Problem to work on: Starting with the line that contains "Output the text content of this document.", reproduce each line through the end of the listing below, with no other output.

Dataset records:

<<<<

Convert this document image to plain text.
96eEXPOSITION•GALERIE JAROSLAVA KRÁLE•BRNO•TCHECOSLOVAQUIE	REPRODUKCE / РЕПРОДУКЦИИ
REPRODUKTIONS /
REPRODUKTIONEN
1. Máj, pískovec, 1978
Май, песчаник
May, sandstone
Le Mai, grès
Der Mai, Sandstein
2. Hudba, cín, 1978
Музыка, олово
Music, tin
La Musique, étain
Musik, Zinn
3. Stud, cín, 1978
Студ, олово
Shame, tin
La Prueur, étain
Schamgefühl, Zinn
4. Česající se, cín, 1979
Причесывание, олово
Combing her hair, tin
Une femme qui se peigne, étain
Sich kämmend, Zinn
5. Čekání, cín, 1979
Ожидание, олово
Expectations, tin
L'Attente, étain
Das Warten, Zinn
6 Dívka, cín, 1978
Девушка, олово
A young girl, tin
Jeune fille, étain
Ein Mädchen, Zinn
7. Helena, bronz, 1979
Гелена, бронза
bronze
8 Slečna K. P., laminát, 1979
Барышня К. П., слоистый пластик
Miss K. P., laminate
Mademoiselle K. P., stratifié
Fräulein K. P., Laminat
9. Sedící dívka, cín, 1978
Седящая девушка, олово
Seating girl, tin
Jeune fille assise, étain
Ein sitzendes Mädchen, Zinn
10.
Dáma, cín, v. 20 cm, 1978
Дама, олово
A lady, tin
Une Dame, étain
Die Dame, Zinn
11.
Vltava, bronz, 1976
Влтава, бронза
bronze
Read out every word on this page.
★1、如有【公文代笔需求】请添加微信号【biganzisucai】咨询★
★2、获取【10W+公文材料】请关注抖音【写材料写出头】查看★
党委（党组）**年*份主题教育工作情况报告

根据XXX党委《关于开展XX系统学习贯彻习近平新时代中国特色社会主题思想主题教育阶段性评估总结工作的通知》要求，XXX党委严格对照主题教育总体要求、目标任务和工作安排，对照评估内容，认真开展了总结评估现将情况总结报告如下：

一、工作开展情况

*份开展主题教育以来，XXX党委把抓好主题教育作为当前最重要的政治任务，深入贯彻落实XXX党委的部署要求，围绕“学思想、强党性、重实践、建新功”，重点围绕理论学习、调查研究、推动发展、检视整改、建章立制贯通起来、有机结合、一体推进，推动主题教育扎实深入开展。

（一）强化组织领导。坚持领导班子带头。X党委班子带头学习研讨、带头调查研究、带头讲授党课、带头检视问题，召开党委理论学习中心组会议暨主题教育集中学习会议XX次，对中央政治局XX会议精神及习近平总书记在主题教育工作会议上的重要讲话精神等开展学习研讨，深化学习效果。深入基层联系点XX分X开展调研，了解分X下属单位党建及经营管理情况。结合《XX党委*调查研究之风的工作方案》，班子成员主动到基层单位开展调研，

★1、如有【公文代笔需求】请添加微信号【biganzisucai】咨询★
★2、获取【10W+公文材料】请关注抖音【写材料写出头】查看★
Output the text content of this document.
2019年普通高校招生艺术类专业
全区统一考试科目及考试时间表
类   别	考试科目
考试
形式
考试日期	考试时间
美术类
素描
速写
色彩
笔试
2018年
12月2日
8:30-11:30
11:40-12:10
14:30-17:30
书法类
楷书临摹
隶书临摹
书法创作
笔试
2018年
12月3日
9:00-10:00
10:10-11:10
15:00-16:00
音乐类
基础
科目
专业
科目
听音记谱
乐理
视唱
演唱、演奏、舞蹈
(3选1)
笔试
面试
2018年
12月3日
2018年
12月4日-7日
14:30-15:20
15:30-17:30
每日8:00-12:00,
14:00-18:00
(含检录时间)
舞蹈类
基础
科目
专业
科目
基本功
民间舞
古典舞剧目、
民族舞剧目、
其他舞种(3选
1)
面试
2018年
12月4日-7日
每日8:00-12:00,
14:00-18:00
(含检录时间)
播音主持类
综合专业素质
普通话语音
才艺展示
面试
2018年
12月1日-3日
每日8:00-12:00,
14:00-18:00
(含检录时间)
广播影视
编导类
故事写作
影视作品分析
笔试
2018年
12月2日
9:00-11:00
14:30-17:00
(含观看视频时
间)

>>>>

Full answer:
Output the text content of this document.
2019年普通高校招生艺术类专业
全区统一考试科目及考试时间表
类   别	考试科目
考试
形式
考试日期	考试时间
美术类
素描
速写
色彩
笔试
2018年
12月2日
8:30-11:30
11:40-12:10
14:30-17:30
书法类
楷书临摹
隶书临摹
书法创作
笔试
2018年
12月3日
9:00-10:00
10:10-11:10
15:00-16:00
音乐类
基础
科目
专业
科目
听音记谱
乐理
视唱
演唱、演奏、舞蹈
(3选1)
笔试
面试
2018年
12月3日
2018年
12月4日-7日
14:30-15:20
15:30-17:30
每日8:00-12:00,
14:00-18:00
(含检录时间)
舞蹈类
基础
科目
专业
科目
基本功
民间舞
古典舞剧目、
民族舞剧目、
其他舞种(3选
1)
面试
2018年
12月4日-7日
每日8:00-12:00,
14:00-18:00
(含检录时间)
播音主持类
综合专业素质
普通话语音
才艺展示
面试
2018年
12月1日-3日
每日8:00-12:00,
14:00-18:00
(含检录时间)
广播影视
编导类
故事写作
影视作品分析
笔试
2018年
12月2日
9:00-11:00
14:30-17:00
(含观看视频时
间)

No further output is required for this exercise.